What this task involves: Each line that holds the word "Плановый" should be returned.
------------------------------
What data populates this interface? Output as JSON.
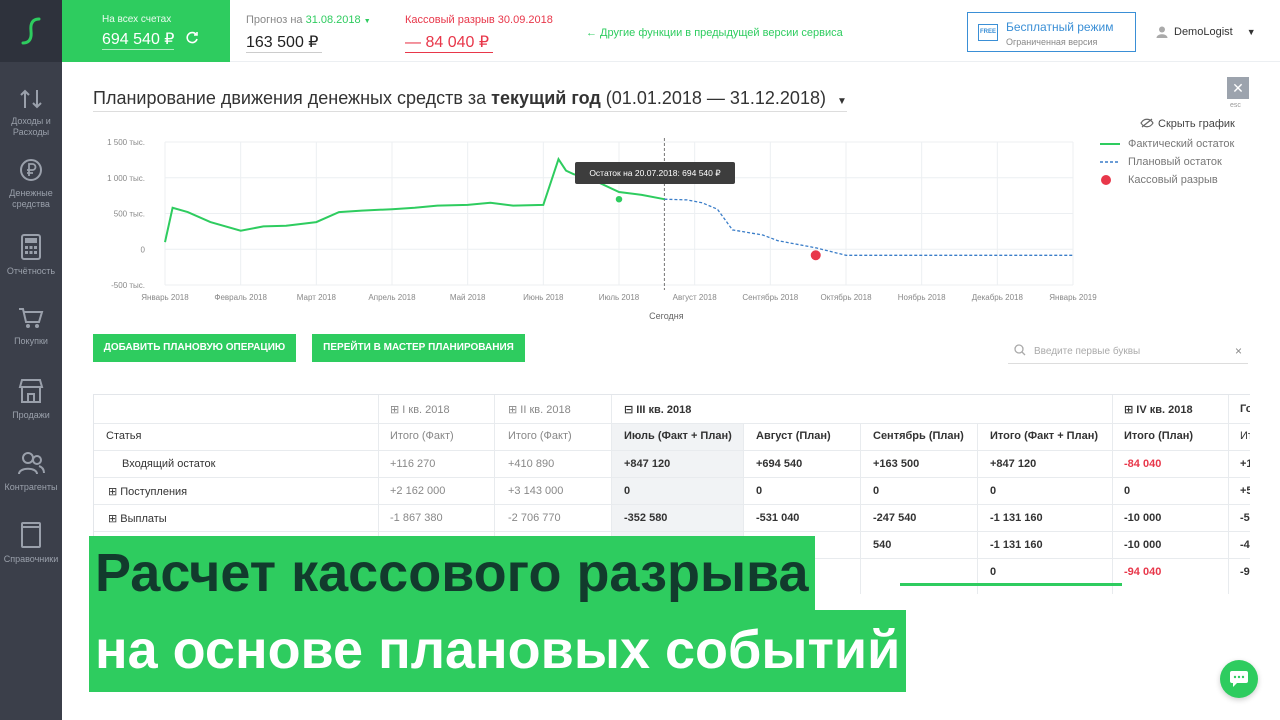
{
  "header": {
    "balance_label": "На всех счетах",
    "balance_value": "694 540 ₽",
    "forecast_label": "Прогноз на",
    "forecast_date": "31.08.2018",
    "forecast_value": "163 500 ₽",
    "gap_label": "Кассовый разрыв 30.09.2018",
    "gap_value": "— 84 040 ₽",
    "other_functions": "← Другие функции в предыдущей версии сервиса",
    "free_badge": "FREE",
    "free_title": "Бесплатный режим",
    "free_subtitle": "Ограниченная версия",
    "user_name": "DemoLogist"
  },
  "sidebar": {
    "items": [
      {
        "label1": "Доходы и",
        "label2": "Расходы",
        "icon": "arrows-updown-icon"
      },
      {
        "label1": "Денежные",
        "label2": "средства",
        "icon": "ruble-icon"
      },
      {
        "label1": "Отчётность",
        "label2": "",
        "icon": "calculator-icon"
      },
      {
        "label1": "Покупки",
        "label2": "",
        "icon": "cart-icon"
      },
      {
        "label1": "Продажи",
        "label2": "",
        "icon": "store-icon"
      },
      {
        "label1": "Контрагенты",
        "label2": "",
        "icon": "contacts-icon"
      },
      {
        "label1": "Справочники",
        "label2": "",
        "icon": "book-icon"
      }
    ]
  },
  "page": {
    "title_prefix": "Планирование движения денежных средств за",
    "title_period": "текущий год",
    "title_range": "(01.01.2018 — 31.12.2018)",
    "close_label": "✕",
    "esc_label": "esc",
    "hide_chart": "Скрыть график",
    "legend_fact": "Фактический остаток",
    "legend_plan": "Плановый остаток",
    "legend_gap": "Кассовый разрыв",
    "btn_add": "Добавить плановую операцию",
    "btn_master": "Перейти в мастер планирования",
    "search_placeholder": "Введите первые буквы"
  },
  "chart_data": {
    "type": "line",
    "y_ticks": [
      "1 500 тыс.",
      "1 000 тыс.",
      "500 тыс.",
      "0",
      "-500 тыс."
    ],
    "ylim": [
      -500,
      1500
    ],
    "x_ticks": [
      "Январь 2018",
      "Февраль 2018",
      "Март 2018",
      "Апрель 2018",
      "Май 2018",
      "Июнь 2018",
      "Июль 2018",
      "Август 2018",
      "Сентябрь 2018",
      "Октябрь 2018",
      "Ноябрь 2018",
      "Декабрь 2018",
      "Январь 2019"
    ],
    "today_label": "Сегодня",
    "tooltip": "Остаток на 20.07.2018: 694 540 ₽",
    "grid": true,
    "series": [
      {
        "name": "Фактический остаток",
        "color": "#2ecc5f",
        "x": [
          0,
          0.1,
          0.3,
          0.6,
          1.0,
          1.3,
          1.6,
          2.0,
          2.3,
          2.6,
          3.0,
          3.3,
          3.6,
          4.0,
          4.3,
          4.6,
          5.0,
          5.2,
          5.3,
          5.4,
          5.6,
          6.0,
          6.3,
          6.6
        ],
        "values": [
          100,
          580,
          520,
          380,
          260,
          320,
          330,
          380,
          520,
          540,
          560,
          580,
          610,
          620,
          650,
          610,
          620,
          1260,
          1100,
          1050,
          1000,
          800,
          760,
          700
        ]
      },
      {
        "name": "Плановый остаток",
        "color": "#3a7dc8",
        "x": [
          6.6,
          6.9,
          7.1,
          7.3,
          7.5,
          7.9,
          8.1,
          8.6,
          9.0,
          10.0,
          11.0,
          12.0
        ],
        "values": [
          700,
          690,
          650,
          560,
          270,
          200,
          120,
          20,
          -84,
          -84,
          -84,
          -84
        ]
      }
    ],
    "gap_point": {
      "x": 8.6,
      "y": -84
    }
  },
  "table": {
    "q1": "I кв. 2018",
    "q2": "II кв. 2018",
    "q3": "III кв. 2018",
    "q4": "IV кв. 2018",
    "year": "Го",
    "col_article": "Статья",
    "col_headers": [
      "Итого (Факт)",
      "Итого (Факт)",
      "Июль (Факт + План)",
      "Август (План)",
      "Сентябрь (План)",
      "Итого (Факт + План)",
      "Итого (План)",
      "Ит"
    ],
    "rows": [
      {
        "label": "Входящий остаток",
        "values": [
          "+116 270",
          "+410 890",
          "+847 120",
          "+694 540",
          "+163 500",
          "+847 120",
          "-84 040",
          "+1"
        ]
      },
      {
        "label": "Поступления",
        "values": [
          "+2 162 000",
          "+3 143 000",
          "0",
          "0",
          "0",
          "0",
          "0",
          "+5"
        ]
      },
      {
        "label": "Выплаты",
        "values": [
          "-1 867 380",
          "-2 706 770",
          "-352 580",
          "-531 040",
          "-247 540",
          "-1 131 160",
          "-10 000",
          "-5"
        ]
      },
      {
        "label": "",
        "values": [
          "",
          "",
          "",
          "",
          "540",
          "-1 131 160",
          "-10 000",
          "-4"
        ]
      },
      {
        "label": "",
        "values": [
          "",
          "",
          "",
          "",
          "",
          "0",
          "-94 040",
          "-9"
        ]
      }
    ]
  },
  "banner": {
    "line1": "Расчет кассового разрыва",
    "line2": "на основе плановых событий"
  },
  "colors": {
    "accent": "#2ecc5f",
    "danger": "#e8374a",
    "plan": "#3a7dc8",
    "sidebar": "#3b3f4a"
  }
}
------------------------------
Task result:
    "legend_plan": "Плановый остаток",
        "name": "Плановый остаток",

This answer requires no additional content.